Set task:
Extract, from the records beneath this instruction, each line that contains the word "replies".

··· Available records

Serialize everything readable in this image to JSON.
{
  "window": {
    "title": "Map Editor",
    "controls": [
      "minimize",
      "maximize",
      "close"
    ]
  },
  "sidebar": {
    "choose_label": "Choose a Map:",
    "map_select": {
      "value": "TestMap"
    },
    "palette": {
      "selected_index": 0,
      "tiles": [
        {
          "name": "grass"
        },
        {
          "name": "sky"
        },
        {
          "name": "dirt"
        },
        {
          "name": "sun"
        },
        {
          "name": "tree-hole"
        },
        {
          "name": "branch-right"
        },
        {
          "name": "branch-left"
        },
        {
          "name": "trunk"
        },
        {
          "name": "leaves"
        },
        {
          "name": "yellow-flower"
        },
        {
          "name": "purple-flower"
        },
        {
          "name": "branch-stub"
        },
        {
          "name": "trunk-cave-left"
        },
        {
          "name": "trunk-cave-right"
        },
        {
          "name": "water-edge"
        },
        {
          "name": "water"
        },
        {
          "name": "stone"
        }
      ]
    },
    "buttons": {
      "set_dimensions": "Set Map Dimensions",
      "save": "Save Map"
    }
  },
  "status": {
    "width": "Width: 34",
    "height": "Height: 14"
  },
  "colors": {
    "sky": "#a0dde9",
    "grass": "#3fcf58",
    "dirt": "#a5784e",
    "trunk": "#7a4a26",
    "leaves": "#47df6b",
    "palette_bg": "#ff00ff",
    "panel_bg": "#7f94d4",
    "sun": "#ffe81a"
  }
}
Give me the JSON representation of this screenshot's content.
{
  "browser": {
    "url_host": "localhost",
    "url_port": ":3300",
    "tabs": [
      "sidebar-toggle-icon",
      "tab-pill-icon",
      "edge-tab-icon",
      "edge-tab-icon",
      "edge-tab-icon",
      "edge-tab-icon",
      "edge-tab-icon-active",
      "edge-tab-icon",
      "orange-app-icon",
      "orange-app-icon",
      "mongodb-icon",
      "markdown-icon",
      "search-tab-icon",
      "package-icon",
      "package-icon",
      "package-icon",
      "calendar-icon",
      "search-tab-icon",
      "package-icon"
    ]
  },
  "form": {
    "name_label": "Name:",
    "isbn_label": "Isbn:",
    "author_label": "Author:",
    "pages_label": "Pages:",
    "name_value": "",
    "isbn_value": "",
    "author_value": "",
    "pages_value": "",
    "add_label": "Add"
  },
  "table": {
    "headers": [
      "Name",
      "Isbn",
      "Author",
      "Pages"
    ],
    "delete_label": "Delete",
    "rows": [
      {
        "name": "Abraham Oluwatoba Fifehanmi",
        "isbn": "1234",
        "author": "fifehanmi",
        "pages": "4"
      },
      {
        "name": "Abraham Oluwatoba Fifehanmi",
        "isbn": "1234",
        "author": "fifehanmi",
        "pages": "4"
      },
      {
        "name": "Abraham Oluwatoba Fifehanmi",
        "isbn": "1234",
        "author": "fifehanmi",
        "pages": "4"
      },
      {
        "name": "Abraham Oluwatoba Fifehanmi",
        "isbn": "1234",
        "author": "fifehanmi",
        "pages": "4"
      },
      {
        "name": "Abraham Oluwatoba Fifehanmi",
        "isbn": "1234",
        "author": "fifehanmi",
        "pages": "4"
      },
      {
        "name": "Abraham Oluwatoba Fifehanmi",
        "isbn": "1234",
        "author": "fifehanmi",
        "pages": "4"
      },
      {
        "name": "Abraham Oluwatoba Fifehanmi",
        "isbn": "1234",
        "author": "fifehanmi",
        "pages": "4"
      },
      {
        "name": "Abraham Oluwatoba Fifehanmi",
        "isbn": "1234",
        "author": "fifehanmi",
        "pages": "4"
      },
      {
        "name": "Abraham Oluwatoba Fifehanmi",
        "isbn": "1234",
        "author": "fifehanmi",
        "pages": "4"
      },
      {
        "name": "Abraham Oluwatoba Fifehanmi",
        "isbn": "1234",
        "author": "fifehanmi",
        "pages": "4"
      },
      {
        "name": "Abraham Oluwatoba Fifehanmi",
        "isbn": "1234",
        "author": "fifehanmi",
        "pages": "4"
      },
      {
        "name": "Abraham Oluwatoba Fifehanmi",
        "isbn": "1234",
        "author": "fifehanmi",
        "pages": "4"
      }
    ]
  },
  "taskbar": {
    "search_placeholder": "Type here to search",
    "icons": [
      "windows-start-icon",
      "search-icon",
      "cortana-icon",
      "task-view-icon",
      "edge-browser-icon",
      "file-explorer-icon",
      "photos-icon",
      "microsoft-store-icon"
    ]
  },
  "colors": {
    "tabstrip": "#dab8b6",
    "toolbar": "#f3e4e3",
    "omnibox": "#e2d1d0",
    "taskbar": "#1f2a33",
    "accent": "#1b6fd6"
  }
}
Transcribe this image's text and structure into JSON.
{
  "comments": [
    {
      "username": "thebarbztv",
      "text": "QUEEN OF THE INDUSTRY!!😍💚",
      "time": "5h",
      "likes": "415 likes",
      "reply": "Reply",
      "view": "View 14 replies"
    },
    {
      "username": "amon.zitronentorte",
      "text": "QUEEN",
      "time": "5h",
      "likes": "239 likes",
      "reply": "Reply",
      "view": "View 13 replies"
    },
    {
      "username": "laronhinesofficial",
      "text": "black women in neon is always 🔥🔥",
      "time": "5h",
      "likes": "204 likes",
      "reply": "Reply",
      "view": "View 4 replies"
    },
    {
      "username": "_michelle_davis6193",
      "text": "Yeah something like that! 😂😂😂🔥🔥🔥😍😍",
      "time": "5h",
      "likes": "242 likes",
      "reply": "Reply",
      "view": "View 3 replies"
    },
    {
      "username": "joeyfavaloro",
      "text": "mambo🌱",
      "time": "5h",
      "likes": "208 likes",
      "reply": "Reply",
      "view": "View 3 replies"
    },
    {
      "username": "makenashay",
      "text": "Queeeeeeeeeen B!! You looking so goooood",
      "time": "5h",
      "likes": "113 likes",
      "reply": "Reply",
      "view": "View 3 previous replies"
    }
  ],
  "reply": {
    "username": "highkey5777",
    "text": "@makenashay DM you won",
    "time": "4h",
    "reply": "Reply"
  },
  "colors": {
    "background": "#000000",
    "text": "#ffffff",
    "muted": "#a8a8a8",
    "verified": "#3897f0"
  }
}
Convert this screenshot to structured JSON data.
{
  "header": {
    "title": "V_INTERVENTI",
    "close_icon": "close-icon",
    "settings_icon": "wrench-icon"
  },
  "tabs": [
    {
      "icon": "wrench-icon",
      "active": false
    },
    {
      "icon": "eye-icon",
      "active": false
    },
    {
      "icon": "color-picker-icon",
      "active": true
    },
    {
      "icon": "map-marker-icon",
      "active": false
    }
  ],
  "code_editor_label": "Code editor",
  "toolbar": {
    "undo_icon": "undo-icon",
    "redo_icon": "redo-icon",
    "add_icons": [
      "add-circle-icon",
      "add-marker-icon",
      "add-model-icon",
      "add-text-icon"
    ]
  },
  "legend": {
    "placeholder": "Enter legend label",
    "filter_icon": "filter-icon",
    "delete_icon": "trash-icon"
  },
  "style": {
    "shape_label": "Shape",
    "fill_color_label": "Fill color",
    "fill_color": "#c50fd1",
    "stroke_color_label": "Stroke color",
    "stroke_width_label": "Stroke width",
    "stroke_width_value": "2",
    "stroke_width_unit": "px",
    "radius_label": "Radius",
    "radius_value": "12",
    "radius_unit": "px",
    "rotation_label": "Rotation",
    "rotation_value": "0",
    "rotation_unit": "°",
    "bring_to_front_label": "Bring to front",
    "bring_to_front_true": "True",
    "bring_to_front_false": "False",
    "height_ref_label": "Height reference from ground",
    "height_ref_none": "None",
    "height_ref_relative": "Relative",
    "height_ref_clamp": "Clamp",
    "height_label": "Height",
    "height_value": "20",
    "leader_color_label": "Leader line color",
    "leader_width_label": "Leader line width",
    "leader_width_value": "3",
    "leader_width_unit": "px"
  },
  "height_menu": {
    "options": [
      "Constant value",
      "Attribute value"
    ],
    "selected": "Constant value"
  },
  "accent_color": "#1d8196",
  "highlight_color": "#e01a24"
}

······

Finished exercise:
      "view": "View 14 replies"
      "view": "View 13 replies"
      "view": "View 4 replies"
      "view": "View 3 replies"
      "view": "View 3 replies"
      "view": "View 3 previous replies"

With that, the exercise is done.